From the material below, list every line containing "CASHFORGOLD".

-.-.-

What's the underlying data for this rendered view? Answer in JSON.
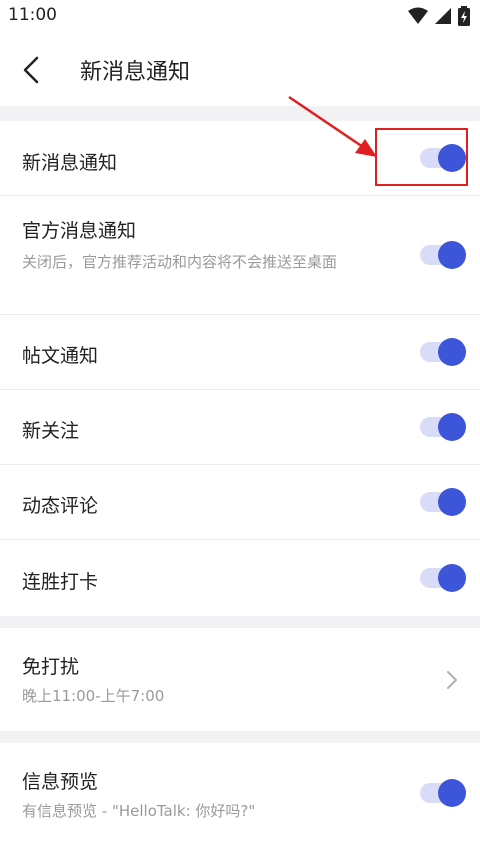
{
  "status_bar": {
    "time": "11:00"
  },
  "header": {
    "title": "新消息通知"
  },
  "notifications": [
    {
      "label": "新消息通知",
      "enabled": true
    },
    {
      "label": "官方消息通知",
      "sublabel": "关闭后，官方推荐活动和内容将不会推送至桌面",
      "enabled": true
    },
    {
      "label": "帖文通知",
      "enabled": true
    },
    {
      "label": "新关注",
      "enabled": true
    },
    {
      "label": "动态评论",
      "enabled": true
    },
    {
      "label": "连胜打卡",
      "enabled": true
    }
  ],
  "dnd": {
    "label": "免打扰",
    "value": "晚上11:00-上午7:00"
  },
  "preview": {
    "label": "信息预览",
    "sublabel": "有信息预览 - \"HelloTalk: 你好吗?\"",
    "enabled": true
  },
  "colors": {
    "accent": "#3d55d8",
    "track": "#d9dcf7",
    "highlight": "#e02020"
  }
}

-.-.-

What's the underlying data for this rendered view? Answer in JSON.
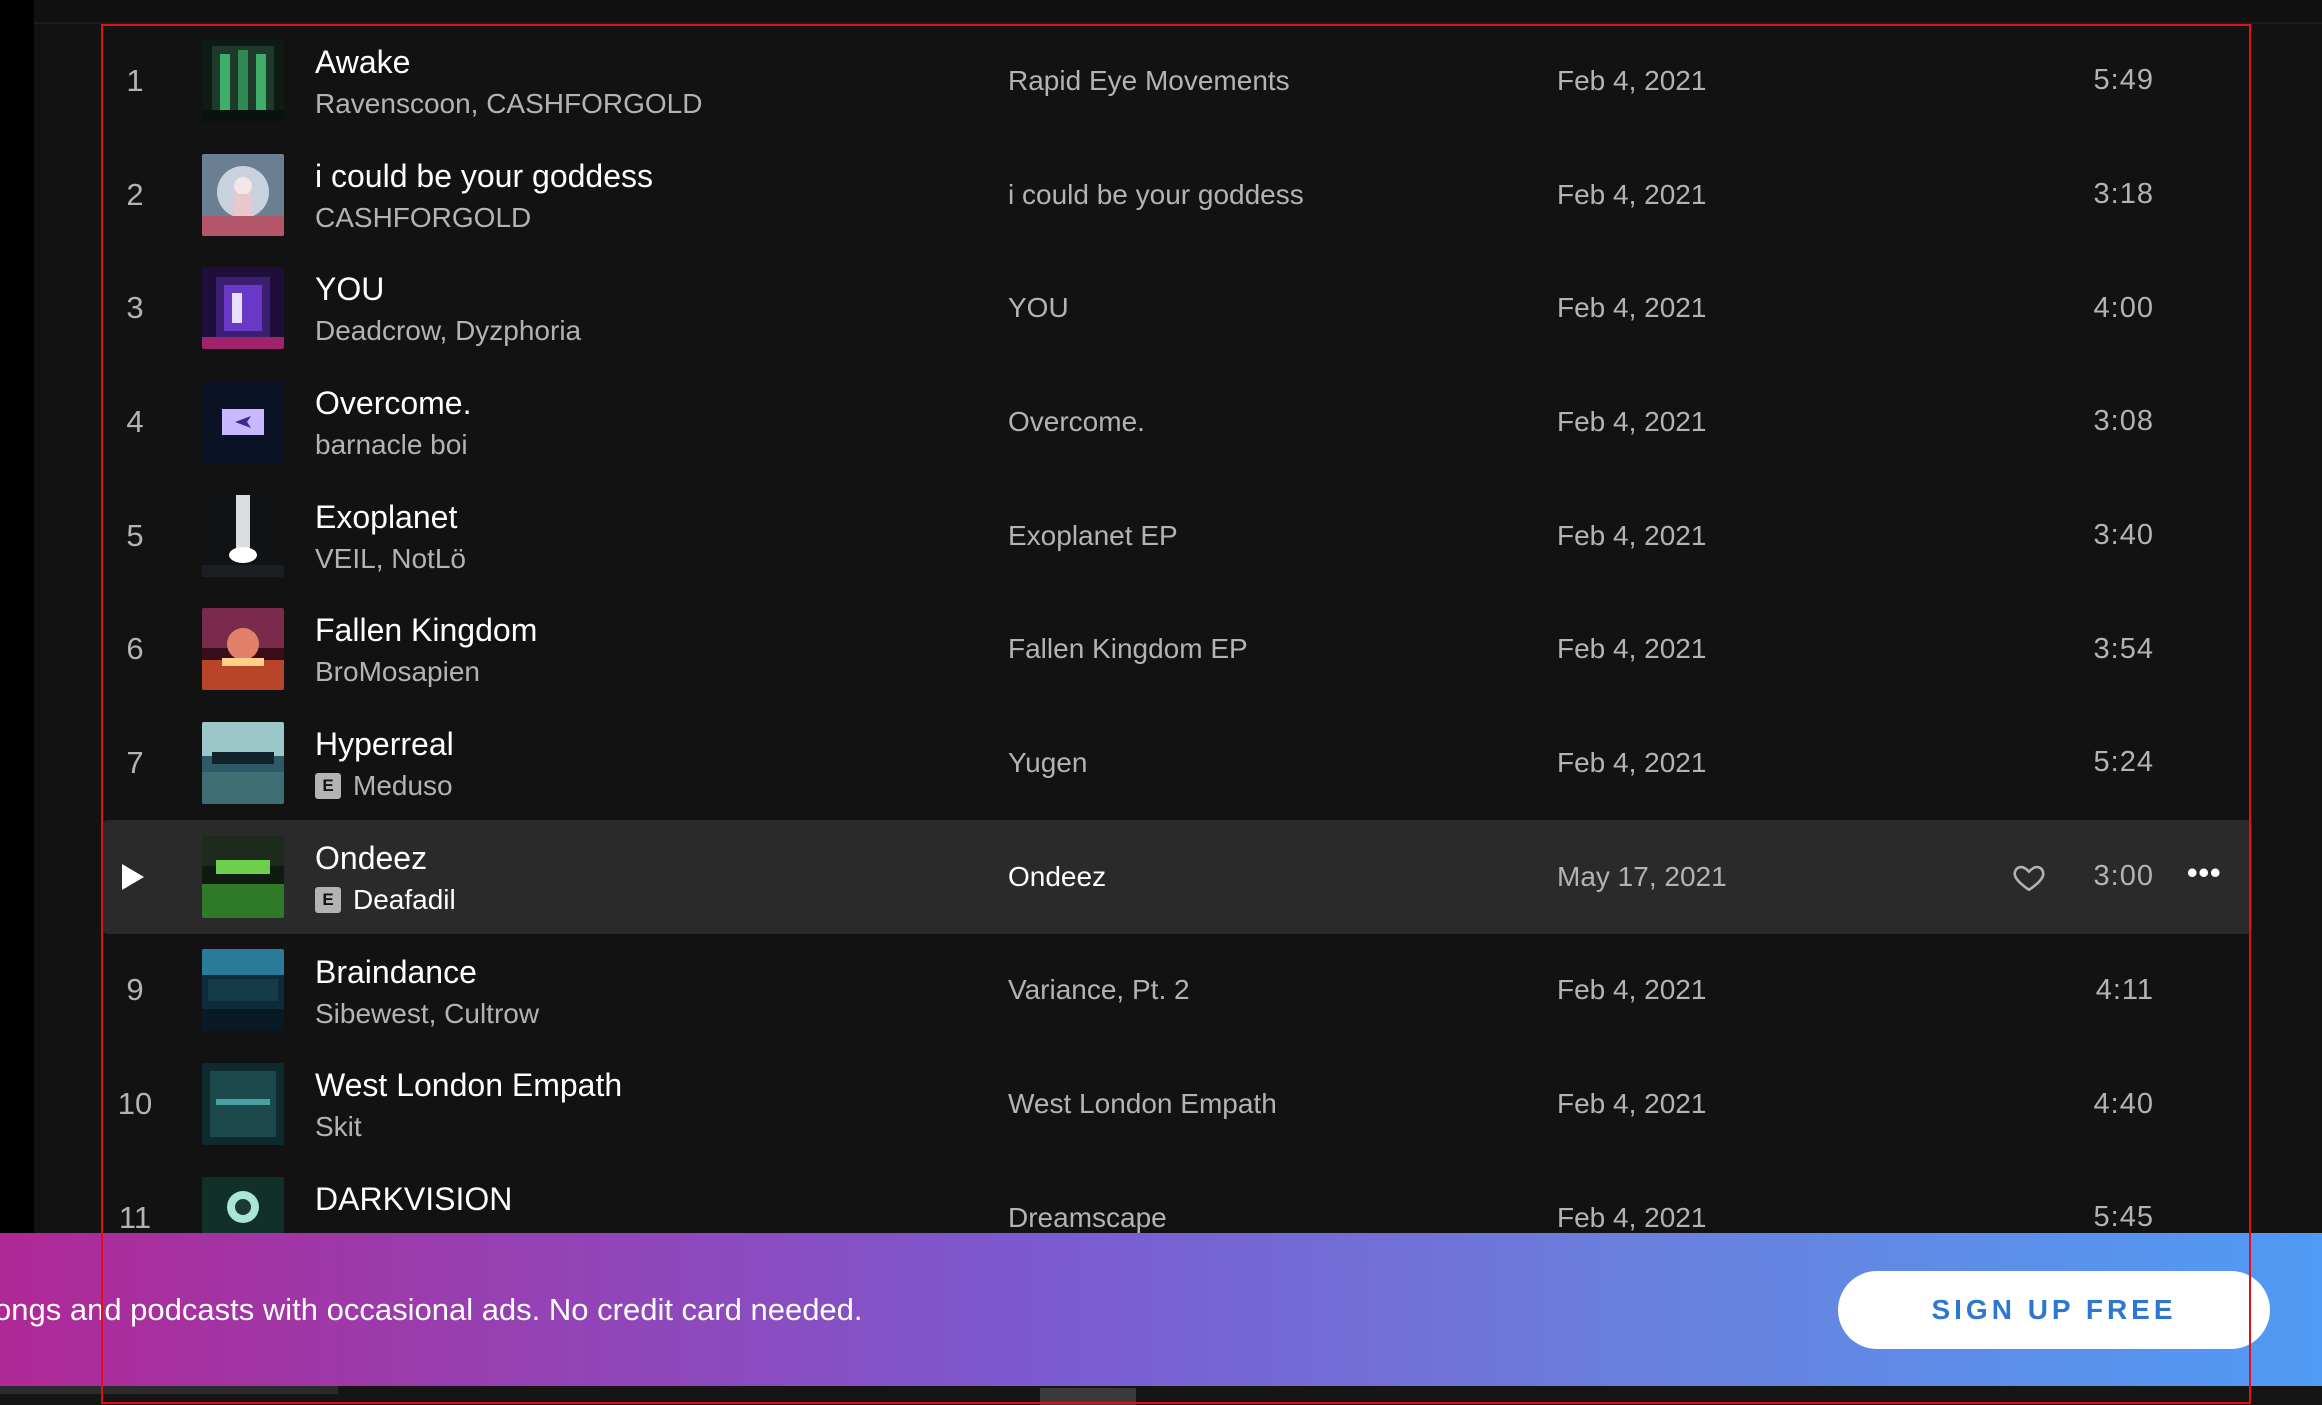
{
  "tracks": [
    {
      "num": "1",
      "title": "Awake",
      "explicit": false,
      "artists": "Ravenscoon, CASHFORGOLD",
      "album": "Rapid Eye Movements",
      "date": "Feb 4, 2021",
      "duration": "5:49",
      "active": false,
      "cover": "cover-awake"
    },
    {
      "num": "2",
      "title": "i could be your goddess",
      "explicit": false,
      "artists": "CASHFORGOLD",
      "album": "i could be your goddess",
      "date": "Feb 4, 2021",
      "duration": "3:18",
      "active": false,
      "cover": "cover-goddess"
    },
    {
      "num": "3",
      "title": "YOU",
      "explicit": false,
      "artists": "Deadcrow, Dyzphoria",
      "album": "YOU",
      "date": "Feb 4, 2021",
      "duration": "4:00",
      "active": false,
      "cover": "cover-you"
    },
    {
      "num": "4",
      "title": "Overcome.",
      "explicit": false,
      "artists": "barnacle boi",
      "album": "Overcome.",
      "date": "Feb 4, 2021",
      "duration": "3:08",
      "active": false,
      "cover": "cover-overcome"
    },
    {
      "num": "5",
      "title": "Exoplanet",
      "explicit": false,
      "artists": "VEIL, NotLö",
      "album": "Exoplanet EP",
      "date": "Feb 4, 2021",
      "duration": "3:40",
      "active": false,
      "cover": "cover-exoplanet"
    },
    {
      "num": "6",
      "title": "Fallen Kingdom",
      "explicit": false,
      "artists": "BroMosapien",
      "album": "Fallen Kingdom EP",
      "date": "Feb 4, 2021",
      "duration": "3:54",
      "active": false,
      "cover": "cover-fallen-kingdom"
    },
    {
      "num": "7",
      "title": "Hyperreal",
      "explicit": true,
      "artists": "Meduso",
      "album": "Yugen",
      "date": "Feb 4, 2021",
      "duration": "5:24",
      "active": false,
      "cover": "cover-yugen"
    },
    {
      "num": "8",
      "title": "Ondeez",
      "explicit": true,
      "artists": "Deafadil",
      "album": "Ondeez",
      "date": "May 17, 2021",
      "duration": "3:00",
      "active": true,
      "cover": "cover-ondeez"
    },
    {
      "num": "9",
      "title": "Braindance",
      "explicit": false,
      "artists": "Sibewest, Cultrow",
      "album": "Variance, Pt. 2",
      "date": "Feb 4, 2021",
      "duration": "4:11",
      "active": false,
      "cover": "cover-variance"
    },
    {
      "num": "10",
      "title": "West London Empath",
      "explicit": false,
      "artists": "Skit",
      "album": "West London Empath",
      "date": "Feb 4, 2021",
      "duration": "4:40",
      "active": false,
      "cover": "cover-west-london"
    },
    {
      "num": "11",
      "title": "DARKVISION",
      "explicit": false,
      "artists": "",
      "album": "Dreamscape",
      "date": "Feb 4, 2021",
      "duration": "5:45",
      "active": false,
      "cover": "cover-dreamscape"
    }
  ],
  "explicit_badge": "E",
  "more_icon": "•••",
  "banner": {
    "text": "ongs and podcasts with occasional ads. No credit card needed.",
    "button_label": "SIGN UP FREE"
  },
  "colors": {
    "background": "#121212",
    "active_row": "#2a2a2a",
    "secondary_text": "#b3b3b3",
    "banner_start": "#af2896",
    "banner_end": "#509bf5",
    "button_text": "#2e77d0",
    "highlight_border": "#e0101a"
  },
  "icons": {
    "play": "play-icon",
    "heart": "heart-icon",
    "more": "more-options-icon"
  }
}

-.-.-

* _Answer to the task_
      "artists": "Ravenscoon, CASHFORGOLD",
      "artists": "CASHFORGOLD",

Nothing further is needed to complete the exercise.